>> Start Supplied data
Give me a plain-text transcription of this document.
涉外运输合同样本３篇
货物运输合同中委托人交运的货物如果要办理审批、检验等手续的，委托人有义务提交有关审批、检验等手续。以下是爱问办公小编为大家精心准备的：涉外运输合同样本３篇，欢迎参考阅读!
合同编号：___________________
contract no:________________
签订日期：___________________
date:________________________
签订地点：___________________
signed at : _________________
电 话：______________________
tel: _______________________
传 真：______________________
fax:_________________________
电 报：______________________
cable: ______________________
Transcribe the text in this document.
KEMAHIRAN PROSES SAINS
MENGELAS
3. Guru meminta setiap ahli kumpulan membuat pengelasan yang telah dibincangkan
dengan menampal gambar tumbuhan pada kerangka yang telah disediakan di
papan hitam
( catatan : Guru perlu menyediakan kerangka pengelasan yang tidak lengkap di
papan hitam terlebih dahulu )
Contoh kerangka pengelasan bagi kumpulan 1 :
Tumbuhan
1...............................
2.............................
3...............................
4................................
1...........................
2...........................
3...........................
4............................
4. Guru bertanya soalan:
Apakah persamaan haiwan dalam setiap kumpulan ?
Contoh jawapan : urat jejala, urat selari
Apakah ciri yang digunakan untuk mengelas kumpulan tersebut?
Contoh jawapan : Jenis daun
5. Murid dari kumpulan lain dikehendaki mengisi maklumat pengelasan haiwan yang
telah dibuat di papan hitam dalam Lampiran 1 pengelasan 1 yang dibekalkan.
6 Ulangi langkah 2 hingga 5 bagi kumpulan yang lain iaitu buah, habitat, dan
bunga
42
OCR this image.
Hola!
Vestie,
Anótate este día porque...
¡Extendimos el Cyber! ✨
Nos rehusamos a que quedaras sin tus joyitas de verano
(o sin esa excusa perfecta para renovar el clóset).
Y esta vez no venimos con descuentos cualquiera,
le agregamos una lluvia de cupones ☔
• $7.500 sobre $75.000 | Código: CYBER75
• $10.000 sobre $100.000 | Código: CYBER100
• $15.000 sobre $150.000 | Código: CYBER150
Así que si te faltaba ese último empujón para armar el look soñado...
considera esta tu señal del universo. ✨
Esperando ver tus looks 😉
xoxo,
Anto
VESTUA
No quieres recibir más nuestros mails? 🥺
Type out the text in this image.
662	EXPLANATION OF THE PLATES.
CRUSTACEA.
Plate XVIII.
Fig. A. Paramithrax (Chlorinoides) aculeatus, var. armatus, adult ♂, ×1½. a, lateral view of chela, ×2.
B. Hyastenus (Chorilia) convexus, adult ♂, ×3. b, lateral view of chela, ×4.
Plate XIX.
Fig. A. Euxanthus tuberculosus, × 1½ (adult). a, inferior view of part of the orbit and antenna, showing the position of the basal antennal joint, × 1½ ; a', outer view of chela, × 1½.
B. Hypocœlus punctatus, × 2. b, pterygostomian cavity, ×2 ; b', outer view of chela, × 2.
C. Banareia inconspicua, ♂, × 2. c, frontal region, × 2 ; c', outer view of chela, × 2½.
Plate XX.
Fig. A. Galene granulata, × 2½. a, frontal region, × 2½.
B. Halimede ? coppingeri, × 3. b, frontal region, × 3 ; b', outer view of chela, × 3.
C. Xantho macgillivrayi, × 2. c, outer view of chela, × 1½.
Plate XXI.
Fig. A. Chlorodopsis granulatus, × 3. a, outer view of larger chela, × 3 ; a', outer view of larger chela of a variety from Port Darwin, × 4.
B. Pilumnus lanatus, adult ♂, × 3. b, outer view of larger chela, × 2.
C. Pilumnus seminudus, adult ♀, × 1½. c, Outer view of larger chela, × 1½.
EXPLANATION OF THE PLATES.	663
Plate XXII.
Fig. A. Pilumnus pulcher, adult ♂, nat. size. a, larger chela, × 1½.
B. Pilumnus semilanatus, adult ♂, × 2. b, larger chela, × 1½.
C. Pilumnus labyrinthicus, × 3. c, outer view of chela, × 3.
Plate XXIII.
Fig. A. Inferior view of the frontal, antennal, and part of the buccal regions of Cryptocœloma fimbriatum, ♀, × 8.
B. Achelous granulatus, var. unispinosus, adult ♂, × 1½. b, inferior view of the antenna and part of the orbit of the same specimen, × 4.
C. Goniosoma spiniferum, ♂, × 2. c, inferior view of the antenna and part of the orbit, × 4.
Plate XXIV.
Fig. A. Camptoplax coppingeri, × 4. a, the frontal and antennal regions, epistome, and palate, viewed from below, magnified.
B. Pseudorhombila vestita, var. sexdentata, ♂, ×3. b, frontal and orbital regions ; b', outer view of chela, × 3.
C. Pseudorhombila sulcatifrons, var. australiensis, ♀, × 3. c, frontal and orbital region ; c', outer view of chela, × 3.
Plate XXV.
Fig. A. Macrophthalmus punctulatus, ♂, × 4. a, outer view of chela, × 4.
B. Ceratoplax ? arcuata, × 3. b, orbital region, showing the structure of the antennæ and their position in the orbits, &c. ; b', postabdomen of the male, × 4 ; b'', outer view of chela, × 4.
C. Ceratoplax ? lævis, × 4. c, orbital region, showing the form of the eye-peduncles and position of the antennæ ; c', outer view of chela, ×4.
>> End Supplied data
Go through the material above line by line and copy it exactly.

§ Answer to the task:
Give me a plain-text transcription of this document.
涉外运输合同样本３篇
货物运输合同中委托人交运的货物如果要办理审批、检验等手续的，委托人有义务提交有关审批、检验等手续。以下是爱问办公小编为大家精心准备的：涉外运输合同样本３篇，欢迎参考阅读!
合同编号：___________________
contract no:________________
签订日期：___________________
date:________________________
签订地点：___________________
signed at : _________________
电 话：______________________
tel: _______________________
传 真：______________________
fax:_________________________
电 报：______________________
cable: ______________________
Transcribe the text in this document.
KEMAHIRAN PROSES SAINS
MENGELAS
3. Guru meminta setiap ahli kumpulan membuat pengelasan yang telah dibincangkan
dengan menampal gambar tumbuhan pada kerangka yang telah disediakan di
papan hitam
( catatan : Guru perlu menyediakan kerangka pengelasan yang tidak lengkap di
papan hitam terlebih dahulu )
Contoh kerangka pengelasan bagi kumpulan 1 :
Tumbuhan
1...............................
2.............................
3...............................
4................................
1...........................
2...........................
3...........................
4............................
4. Guru bertanya soalan:
Apakah persamaan haiwan dalam setiap kumpulan ?
Contoh jawapan : urat jejala, urat selari
Apakah ciri yang digunakan untuk mengelas kumpulan tersebut?
Contoh jawapan : Jenis daun
5. Murid dari kumpulan lain dikehendaki mengisi maklumat pengelasan haiwan yang
telah dibuat di papan hitam dalam Lampiran 1 pengelasan 1 yang dibekalkan.
6 Ulangi langkah 2 hingga 5 bagi kumpulan yang lain iaitu buah, habitat, dan
bunga
42
OCR this image.
Hola!
Vestie,
Anótate este día porque...
¡Extendimos el Cyber! ✨
Nos rehusamos a que quedaras sin tus joyitas de verano
(o sin esa excusa perfecta para renovar el clóset).
Y esta vez no venimos con descuentos cualquiera,
le agregamos una lluvia de cupones ☔
• $7.500 sobre $75.000 | Código: CYBER75
• $10.000 sobre $100.000 | Código: CYBER100
• $15.000 sobre $150.000 | Código: CYBER150
Así que si te faltaba ese último empujón para armar el look soñado...
considera esta tu señal del universo. ✨
Esperando ver tus looks 😉
xoxo,
Anto
VESTUA
No quieres recibir más nuestros mails? 🥺
Type out the text in this image.
662	EXPLANATION OF THE PLATES.
CRUSTACEA.
Plate XVIII.
Fig. A. Paramithrax (Chlorinoides) aculeatus, var. armatus, adult ♂, ×1½. a, lateral view of chela, ×2.
B. Hyastenus (Chorilia) convexus, adult ♂, ×3. b, lateral view of chela, ×4.
Plate XIX.
Fig. A. Euxanthus tuberculosus, × 1½ (adult). a, inferior view of part of the orbit and antenna, showing the position of the basal antennal joint, × 1½ ; a', outer view of chela, × 1½.
B. Hypocœlus punctatus, × 2. b, pterygostomian cavity, ×2 ; b', outer view of chela, × 2.
C. Banareia inconspicua, ♂, × 2. c, frontal region, × 2 ; c', outer view of chela, × 2½.
Plate XX.
Fig. A. Galene granulata, × 2½. a, frontal region, × 2½.
B. Halimede ? coppingeri, × 3. b, frontal region, × 3 ; b', outer view of chela, × 3.
C. Xantho macgillivrayi, × 2. c, outer view of chela, × 1½.
Plate XXI.
Fig. A. Chlorodopsis granulatus, × 3. a, outer view of larger chela, × 3 ; a', outer view of larger chela of a variety from Port Darwin, × 4.
B. Pilumnus lanatus, adult ♂, × 3. b, outer view of larger chela, × 2.
C. Pilumnus seminudus, adult ♀, × 1½. c, Outer view of larger chela, × 1½.
EXPLANATION OF THE PLATES.	663
Plate XXII.
Fig. A. Pilumnus pulcher, adult ♂, nat. size. a, larger chela, × 1½.
B. Pilumnus semilanatus, adult ♂, × 2. b, larger chela, × 1½.
C. Pilumnus labyrinthicus, × 3. c, outer view of chela, × 3.
Plate XXIII.
Fig. A. Inferior view of the frontal, antennal, and part of the buccal regions of Cryptocœloma fimbriatum, ♀, × 8.
B. Achelous granulatus, var. unispinosus, adult ♂, × 1½. b, inferior view of the antenna and part of the orbit of the same specimen, × 4.
C. Goniosoma spiniferum, ♂, × 2. c, inferior view of the antenna and part of the orbit, × 4.
Plate XXIV.
Fig. A. Camptoplax coppingeri, × 4. a, the frontal and antennal regions, epistome, and palate, viewed from below, magnified.
B. Pseudorhombila vestita, var. sexdentata, ♂, ×3. b, frontal and orbital regions ; b', outer view of chela, × 3.
C. Pseudorhombila sulcatifrons, var. australiensis, ♀, × 3. c, frontal and orbital region ; c', outer view of chela, × 3.
Plate XXV.
Fig. A. Macrophthalmus punctulatus, ♂, × 4. a, outer view of chela, × 4.
B. Ceratoplax ? arcuata, × 3. b, orbital region, showing the structure of the antennæ and their position in the orbits, &c. ; b', postabdomen of the male, × 4 ; b'', outer view of chela, × 4.
C. Ceratoplax ? lævis, × 4. c, orbital region, showing the form of the eye-peduncles and position of the antennæ ; c', outer view of chela, ×4.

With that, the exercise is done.